(Collection entries)

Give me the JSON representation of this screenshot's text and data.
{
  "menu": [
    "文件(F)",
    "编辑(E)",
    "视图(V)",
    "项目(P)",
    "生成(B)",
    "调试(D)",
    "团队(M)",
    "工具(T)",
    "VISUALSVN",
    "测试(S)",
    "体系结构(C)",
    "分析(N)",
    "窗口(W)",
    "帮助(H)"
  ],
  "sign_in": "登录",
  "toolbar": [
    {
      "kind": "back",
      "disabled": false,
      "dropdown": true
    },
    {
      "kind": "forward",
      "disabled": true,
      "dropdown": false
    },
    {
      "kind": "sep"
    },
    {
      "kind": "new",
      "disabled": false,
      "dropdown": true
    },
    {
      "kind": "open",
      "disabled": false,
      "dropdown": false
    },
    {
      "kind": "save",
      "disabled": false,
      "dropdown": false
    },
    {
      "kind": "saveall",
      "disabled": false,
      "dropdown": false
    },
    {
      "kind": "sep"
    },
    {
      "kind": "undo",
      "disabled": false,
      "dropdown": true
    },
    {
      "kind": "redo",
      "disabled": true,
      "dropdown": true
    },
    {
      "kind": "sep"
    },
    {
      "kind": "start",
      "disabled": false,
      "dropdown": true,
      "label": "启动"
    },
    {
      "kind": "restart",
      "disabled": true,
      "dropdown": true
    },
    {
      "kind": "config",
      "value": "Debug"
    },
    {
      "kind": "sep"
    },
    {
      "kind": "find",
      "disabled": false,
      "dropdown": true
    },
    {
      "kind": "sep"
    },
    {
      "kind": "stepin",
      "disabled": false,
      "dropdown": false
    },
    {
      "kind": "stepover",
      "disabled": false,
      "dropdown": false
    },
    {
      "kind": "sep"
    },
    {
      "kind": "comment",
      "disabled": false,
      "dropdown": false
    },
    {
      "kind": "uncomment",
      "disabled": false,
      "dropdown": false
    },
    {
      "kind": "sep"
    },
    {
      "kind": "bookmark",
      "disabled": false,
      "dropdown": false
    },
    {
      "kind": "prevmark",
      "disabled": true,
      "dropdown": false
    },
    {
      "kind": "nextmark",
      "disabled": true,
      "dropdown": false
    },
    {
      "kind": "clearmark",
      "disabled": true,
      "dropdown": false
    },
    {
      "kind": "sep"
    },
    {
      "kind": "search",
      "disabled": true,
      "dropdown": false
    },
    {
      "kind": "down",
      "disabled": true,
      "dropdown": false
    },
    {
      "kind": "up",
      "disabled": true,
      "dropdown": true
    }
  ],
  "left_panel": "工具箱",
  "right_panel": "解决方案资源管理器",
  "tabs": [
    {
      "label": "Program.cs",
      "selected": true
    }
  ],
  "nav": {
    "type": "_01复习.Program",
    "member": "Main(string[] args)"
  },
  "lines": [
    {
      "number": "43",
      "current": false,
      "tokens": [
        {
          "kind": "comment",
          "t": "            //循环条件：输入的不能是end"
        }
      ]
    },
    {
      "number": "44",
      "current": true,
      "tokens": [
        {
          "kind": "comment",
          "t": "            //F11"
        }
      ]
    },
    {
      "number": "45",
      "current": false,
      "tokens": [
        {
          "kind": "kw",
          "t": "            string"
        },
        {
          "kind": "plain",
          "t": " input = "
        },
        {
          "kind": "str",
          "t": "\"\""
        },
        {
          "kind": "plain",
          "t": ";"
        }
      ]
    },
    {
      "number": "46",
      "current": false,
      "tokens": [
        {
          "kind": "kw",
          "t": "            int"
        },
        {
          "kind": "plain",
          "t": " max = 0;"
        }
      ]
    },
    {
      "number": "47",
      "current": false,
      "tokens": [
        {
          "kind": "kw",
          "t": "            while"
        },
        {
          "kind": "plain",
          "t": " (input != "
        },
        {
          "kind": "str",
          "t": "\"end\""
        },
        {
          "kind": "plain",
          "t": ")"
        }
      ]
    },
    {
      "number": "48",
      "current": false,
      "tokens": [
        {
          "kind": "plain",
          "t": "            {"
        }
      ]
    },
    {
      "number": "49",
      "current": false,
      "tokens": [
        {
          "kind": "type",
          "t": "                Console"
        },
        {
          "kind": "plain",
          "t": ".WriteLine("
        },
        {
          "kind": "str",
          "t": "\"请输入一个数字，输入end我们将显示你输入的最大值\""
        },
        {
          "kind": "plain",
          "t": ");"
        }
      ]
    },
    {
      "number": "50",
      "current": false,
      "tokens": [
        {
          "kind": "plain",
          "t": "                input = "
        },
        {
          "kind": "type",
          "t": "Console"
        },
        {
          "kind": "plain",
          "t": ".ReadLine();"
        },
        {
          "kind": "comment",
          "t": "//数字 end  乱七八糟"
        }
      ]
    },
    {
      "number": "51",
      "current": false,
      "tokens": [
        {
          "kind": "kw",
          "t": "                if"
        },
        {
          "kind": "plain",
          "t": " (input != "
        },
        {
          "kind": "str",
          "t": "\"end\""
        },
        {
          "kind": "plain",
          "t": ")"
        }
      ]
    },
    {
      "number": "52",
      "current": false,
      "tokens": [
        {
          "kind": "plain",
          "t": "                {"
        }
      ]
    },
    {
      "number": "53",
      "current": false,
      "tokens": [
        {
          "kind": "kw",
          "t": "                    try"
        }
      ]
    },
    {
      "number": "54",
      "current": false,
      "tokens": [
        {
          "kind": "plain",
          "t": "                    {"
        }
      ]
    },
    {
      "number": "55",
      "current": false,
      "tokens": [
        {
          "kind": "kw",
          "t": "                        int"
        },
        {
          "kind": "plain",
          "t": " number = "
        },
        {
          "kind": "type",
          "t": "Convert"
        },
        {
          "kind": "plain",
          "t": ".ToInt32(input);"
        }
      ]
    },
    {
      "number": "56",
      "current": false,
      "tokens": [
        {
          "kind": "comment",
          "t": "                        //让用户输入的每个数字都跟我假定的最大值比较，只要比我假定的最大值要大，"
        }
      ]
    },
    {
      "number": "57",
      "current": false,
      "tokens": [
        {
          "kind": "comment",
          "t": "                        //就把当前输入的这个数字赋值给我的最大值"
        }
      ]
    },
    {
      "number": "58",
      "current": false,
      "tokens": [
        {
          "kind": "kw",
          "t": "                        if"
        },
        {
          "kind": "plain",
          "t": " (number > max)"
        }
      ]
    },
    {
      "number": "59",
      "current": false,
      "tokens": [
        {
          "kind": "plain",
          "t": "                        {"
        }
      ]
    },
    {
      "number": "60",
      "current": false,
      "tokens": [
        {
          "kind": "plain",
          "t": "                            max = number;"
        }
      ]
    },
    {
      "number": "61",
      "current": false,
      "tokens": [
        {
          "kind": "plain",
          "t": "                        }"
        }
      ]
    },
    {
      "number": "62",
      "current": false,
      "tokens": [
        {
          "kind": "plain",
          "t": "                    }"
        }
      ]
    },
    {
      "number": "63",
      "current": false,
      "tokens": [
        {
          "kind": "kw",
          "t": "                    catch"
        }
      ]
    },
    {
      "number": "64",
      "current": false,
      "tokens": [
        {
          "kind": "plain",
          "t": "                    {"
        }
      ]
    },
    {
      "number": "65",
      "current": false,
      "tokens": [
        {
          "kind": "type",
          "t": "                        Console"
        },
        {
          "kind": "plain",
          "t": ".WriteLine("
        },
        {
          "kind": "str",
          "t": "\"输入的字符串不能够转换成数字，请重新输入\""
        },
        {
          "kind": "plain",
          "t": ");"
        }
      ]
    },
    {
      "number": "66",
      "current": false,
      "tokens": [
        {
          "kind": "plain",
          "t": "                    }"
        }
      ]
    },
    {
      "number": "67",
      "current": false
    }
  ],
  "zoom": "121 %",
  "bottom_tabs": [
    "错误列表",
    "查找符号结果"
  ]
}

GIVEN PROBLEM: Give the entries again in full, exactly as they are written.

FINAL RESULT:
Give me the JSON representation of this screenshot's text and data.
{
  "menu": [
    "文件(F)",
    "编辑(E)",
    "视图(V)",
    "项目(P)",
    "生成(B)",
    "调试(D)",
    "团队(M)",
    "工具(T)",
    "VISUALSVN",
    "测试(S)",
    "体系结构(C)",
    "分析(N)",
    "窗口(W)",
    "帮助(H)"
  ],
  "sign_in": "登录",
  "toolbar": [
    {
      "kind": "back",
      "disabled": false,
      "dropdown": true
    },
    {
      "kind": "forward",
      "disabled": true,
      "dropdown": false
    },
    {
      "kind": "sep"
    },
    {
      "kind": "new",
      "disabled": false,
      "dropdown": true
    },
    {
      "kind": "open",
      "disabled": false,
      "dropdown": false
    },
    {
      "kind": "save",
      "disabled": false,
      "dropdown": false
    },
    {
      "kind": "saveall",
      "disabled": false,
      "dropdown": false
    },
    {
      "kind": "sep"
    },
    {
      "kind": "undo",
      "disabled": false,
      "dropdown": true
    },
    {
      "kind": "redo",
      "disabled": true,
      "dropdown": true
    },
    {
      "kind": "sep"
    },
    {
      "kind": "start",
      "disabled": false,
      "dropdown": true,
      "label": "启动"
    },
    {
      "kind": "restart",
      "disabled": true,
      "dropdown": true
    },
    {
      "kind": "config",
      "value": "Debug"
    },
    {
      "kind": "sep"
    },
    {
      "kind": "find",
      "disabled": false,
      "dropdown": true
    },
    {
      "kind": "sep"
    },
    {
      "kind": "stepin",
      "disabled": false,
      "dropdown": false
    },
    {
      "kind": "stepover",
      "disabled": false,
      "dropdown": false
    },
    {
      "kind": "sep"
    },
    {
      "kind": "comment",
      "disabled": false,
      "dropdown": false
    },
    {
      "kind": "uncomment",
      "disabled": false,
      "dropdown": false
    },
    {
      "kind": "sep"
    },
    {
      "kind": "bookmark",
      "disabled": false,
      "dropdown": false
    },
    {
      "kind": "prevmark",
      "disabled": true,
      "dropdown": false
    },
    {
      "kind": "nextmark",
      "disabled": true,
      "dropdown": false
    },
    {
      "kind": "clearmark",
      "disabled": true,
      "dropdown": false
    },
    {
      "kind": "sep"
    },
    {
      "kind": "search",
      "disabled": true,
      "dropdown": false
    },
    {
      "kind": "down",
      "disabled": true,
      "dropdown": false
    },
    {
      "kind": "up",
      "disabled": true,
      "dropdown": true
    }
  ],
  "left_panel": "工具箱",
  "right_panel": "解决方案资源管理器",
  "tabs": [
    {
      "label": "Program.cs",
      "selected": true
    }
  ],
  "nav": {
    "type": "_01复习.Program",
    "member": "Main(string[] args)"
  },
  "lines": [
    {
      "number": "43",
      "current": false,
      "tokens": [
        {
          "kind": "comment",
          "t": "            //循环条件：输入的不能是end"
        }
      ]
    },
    {
      "number": "44",
      "current": true,
      "tokens": [
        {
          "kind": "comment",
          "t": "            //F11"
        }
      ]
    },
    {
      "number": "45",
      "current": false,
      "tokens": [
        {
          "kind": "kw",
          "t": "            string"
        },
        {
          "kind": "plain",
          "t": " input = "
        },
        {
          "kind": "str",
          "t": "\"\""
        },
        {
          "kind": "plain",
          "t": ";"
        }
      ]
    },
    {
      "number": "46",
      "current": false,
      "tokens": [
        {
          "kind": "kw",
          "t": "            int"
        },
        {
          "kind": "plain",
          "t": " max = 0;"
        }
      ]
    },
    {
      "number": "47",
      "current": false,
      "tokens": [
        {
          "kind": "kw",
          "t": "            while"
        },
        {
          "kind": "plain",
          "t": " (input != "
        },
        {
          "kind": "str",
          "t": "\"end\""
        },
        {
          "kind": "plain",
          "t": ")"
        }
      ]
    },
    {
      "number": "48",
      "current": false,
      "tokens": [
        {
          "kind": "plain",
          "t": "            {"
        }
      ]
    },
    {
      "number": "49",
      "current": false,
      "tokens": [
        {
          "kind": "type",
          "t": "                Console"
        },
        {
          "kind": "plain",
          "t": ".WriteLine("
        },
        {
          "kind": "str",
          "t": "\"请输入一个数字，输入end我们将显示你输入的最大值\""
        },
        {
          "kind": "plain",
          "t": ");"
        }
      ]
    },
    {
      "number": "50",
      "current": false,
      "tokens": [
        {
          "kind": "plain",
          "t": "                input = "
        },
        {
          "kind": "type",
          "t": "Console"
        },
        {
          "kind": "plain",
          "t": ".ReadLine();"
        },
        {
          "kind": "comment",
          "t": "//数字 end  乱七八糟"
        }
      ]
    },
    {
      "number": "51",
      "current": false,
      "tokens": [
        {
          "kind": "kw",
          "t": "                if"
        },
        {
          "kind": "plain",
          "t": " (input != "
        },
        {
          "kind": "str",
          "t": "\"end\""
        },
        {
          "kind": "plain",
          "t": ")"
        }
      ]
    },
    {
      "number": "52",
      "current": false,
      "tokens": [
        {
          "kind": "plain",
          "t": "                {"
        }
      ]
    },
    {
      "number": "53",
      "current": false,
      "tokens": [
        {
          "kind": "kw",
          "t": "                    try"
        }
      ]
    },
    {
      "number": "54",
      "current": false,
      "tokens": [
        {
          "kind": "plain",
          "t": "                    {"
        }
      ]
    },
    {
      "number": "55",
      "current": false,
      "tokens": [
        {
          "kind": "kw",
          "t": "                        int"
        },
        {
          "kind": "plain",
          "t": " number = "
        },
        {
          "kind": "type",
          "t": "Convert"
        },
        {
          "kind": "plain",
          "t": ".ToInt32(input);"
        }
      ]
    },
    {
      "number": "56",
      "current": false,
      "tokens": [
        {
          "kind": "comment",
          "t": "                        //让用户输入的每个数字都跟我假定的最大值比较，只要比我假定的最大值要大，"
        }
      ]
    },
    {
      "number": "57",
      "current": false,
      "tokens": [
        {
          "kind": "comment",
          "t": "                        //就把当前输入的这个数字赋值给我的最大值"
        }
      ]
    },
    {
      "number": "58",
      "current": false,
      "tokens": [
        {
          "kind": "kw",
          "t": "                        if"
        },
        {
          "kind": "plain",
          "t": " (number > max)"
        }
      ]
    },
    {
      "number": "59",
      "current": false,
      "tokens": [
        {
          "kind": "plain",
          "t": "                        {"
        }
      ]
    },
    {
      "number": "60",
      "current": false,
      "tokens": [
        {
          "kind": "plain",
          "t": "                            max = number;"
        }
      ]
    },
    {
      "number": "61",
      "current": false,
      "tokens": [
        {
          "kind": "plain",
          "t": "                        }"
        }
      ]
    },
    {
      "number": "62",
      "current": false,
      "tokens": [
        {
          "kind": "plain",
          "t": "                    }"
        }
      ]
    },
    {
      "number": "63",
      "current": false,
      "tokens": [
        {
          "kind": "kw",
          "t": "                    catch"
        }
      ]
    },
    {
      "number": "64",
      "current": false,
      "tokens": [
        {
          "kind": "plain",
          "t": "                    {"
        }
      ]
    },
    {
      "number": "65",
      "current": false,
      "tokens": [
        {
          "kind": "type",
          "t": "                        Console"
        },
        {
          "kind": "plain",
          "t": ".WriteLine("
        },
        {
          "kind": "str",
          "t": "\"输入的字符串不能够转换成数字，请重新输入\""
        },
        {
          "kind": "plain",
          "t": ");"
        }
      ]
    },
    {
      "number": "66",
      "current": false,
      "tokens": [
        {
          "kind": "plain",
          "t": "                    }"
        }
      ]
    },
    {
      "number": "67",
      "current": false
    }
  ],
  "zoom": "121 %",
  "bottom_tabs": [
    "错误列表",
    "查找符号结果"
  ]
}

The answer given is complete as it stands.